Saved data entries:

-- start --

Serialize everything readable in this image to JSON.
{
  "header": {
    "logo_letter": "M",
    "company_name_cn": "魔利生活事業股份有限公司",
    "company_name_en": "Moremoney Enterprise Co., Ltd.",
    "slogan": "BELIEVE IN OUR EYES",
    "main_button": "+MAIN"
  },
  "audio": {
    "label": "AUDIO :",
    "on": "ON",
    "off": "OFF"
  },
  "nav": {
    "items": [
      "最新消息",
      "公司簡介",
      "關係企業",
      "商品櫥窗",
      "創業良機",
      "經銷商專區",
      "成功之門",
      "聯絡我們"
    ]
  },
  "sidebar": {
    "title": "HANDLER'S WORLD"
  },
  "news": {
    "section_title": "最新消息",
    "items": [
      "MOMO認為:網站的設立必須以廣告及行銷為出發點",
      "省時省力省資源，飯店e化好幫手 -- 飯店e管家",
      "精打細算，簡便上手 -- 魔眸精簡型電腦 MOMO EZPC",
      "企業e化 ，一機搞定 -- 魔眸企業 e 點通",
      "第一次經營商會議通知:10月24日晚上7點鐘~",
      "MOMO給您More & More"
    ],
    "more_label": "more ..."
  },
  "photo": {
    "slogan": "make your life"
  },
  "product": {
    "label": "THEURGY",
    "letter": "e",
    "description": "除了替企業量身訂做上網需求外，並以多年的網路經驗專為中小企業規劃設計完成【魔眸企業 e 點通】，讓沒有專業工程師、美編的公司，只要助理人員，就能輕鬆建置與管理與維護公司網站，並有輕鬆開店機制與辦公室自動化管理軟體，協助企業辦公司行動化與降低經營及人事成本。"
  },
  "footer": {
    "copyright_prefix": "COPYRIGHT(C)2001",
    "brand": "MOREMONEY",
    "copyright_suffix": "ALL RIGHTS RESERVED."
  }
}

-- end --

Only the count is wanted: report how many lines of the material above hold the word "slogan".

→ CORRECT RESULT
2